━━ Records for the task ━━
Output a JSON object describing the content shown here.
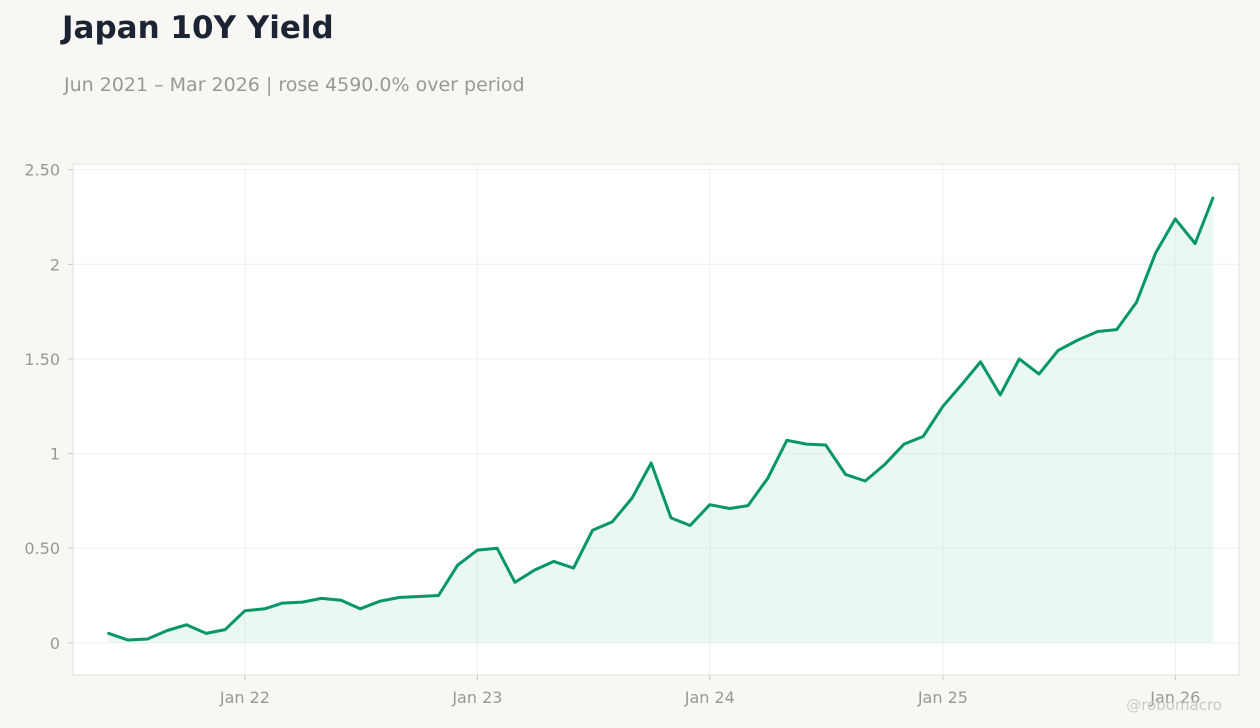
{
  "header": {
    "title": "Japan 10Y Yield",
    "subtitle": "Jun 2021 – Mar 2026 | rose 4590.0% over period"
  },
  "watermark": "@robomacro",
  "colors": {
    "line": "#059669",
    "area": "#d1ede2",
    "background": "#f8f7f4",
    "plot_background": "#ffffff",
    "grid": "#efefec",
    "frame": "#e2e0da"
  },
  "chart_data": {
    "type": "area",
    "title": "Japan 10Y Yield",
    "subtitle": "Jun 2021 – Mar 2026 | rose 4590.0% over period",
    "xlabel": "",
    "ylabel": "",
    "grid": true,
    "legend": "none",
    "ylim": [
      -0.17,
      2.53
    ],
    "xlim": [
      "2021-04-06",
      "2026-04-11"
    ],
    "y_ticks": [
      {
        "value": 0,
        "label": "0"
      },
      {
        "value": 0.5,
        "label": "0.50"
      },
      {
        "value": 1,
        "label": "1"
      },
      {
        "value": 1.5,
        "label": "1.50"
      },
      {
        "value": 2,
        "label": "2"
      },
      {
        "value": 2.5,
        "label": "2.50"
      }
    ],
    "x_ticks": [
      {
        "value": "2022-01-01",
        "label": "Jan 22"
      },
      {
        "value": "2023-01-01",
        "label": "Jan 23"
      },
      {
        "value": "2024-01-01",
        "label": "Jan 24"
      },
      {
        "value": "2025-01-01",
        "label": "Jan 25"
      },
      {
        "value": "2026-01-01",
        "label": "Jan 26"
      }
    ],
    "series": [
      {
        "x": [
          "2021-06-01",
          "2021-07-01",
          "2021-08-01",
          "2021-09-01",
          "2021-10-01",
          "2021-11-01",
          "2021-12-01",
          "2022-01-01",
          "2022-02-01",
          "2022-03-01",
          "2022-04-01",
          "2022-05-01",
          "2022-06-01",
          "2022-07-01",
          "2022-08-01",
          "2022-09-01",
          "2022-10-01",
          "2022-11-01",
          "2022-12-01",
          "2023-01-01",
          "2023-02-01",
          "2023-03-01",
          "2023-04-01",
          "2023-05-01",
          "2023-06-01",
          "2023-07-01",
          "2023-08-01",
          "2023-09-01",
          "2023-10-01",
          "2023-11-01",
          "2023-12-01",
          "2024-01-01",
          "2024-02-01",
          "2024-03-01",
          "2024-04-01",
          "2024-05-01",
          "2024-06-01",
          "2024-07-01",
          "2024-08-01",
          "2024-09-01",
          "2024-10-01",
          "2024-11-01",
          "2024-12-01",
          "2025-01-01",
          "2025-02-01",
          "2025-03-01",
          "2025-04-01",
          "2025-05-01",
          "2025-06-01",
          "2025-07-01",
          "2025-08-01",
          "2025-09-01",
          "2025-10-01",
          "2025-11-01",
          "2025-12-01",
          "2026-01-01",
          "2026-02-01",
          "2026-03-01"
        ],
        "values": [
          0.05,
          0.015,
          0.02,
          0.065,
          0.095,
          0.05,
          0.07,
          0.17,
          0.18,
          0.21,
          0.215,
          0.235,
          0.225,
          0.18,
          0.22,
          0.24,
          0.245,
          0.25,
          0.41,
          0.49,
          0.5,
          0.32,
          0.385,
          0.43,
          0.395,
          0.595,
          0.64,
          0.765,
          0.95,
          0.66,
          0.62,
          0.73,
          0.71,
          0.725,
          0.87,
          1.07,
          1.05,
          1.045,
          0.89,
          0.855,
          0.94,
          1.05,
          1.09,
          1.25,
          1.37,
          1.485,
          1.31,
          1.5,
          1.42,
          1.545,
          1.6,
          1.645,
          1.655,
          1.8,
          2.06,
          2.24,
          2.11,
          2.35
        ]
      }
    ]
  }
}
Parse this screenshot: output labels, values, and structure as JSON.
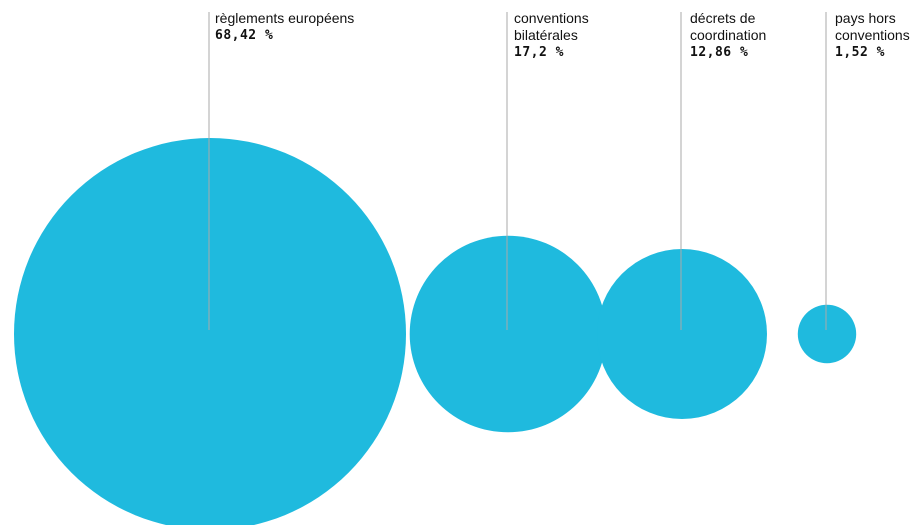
━━━
§ **Request**
Say how many lines in the entries contain the string "period", and say nothing else.

§ **Answer to this problem**
2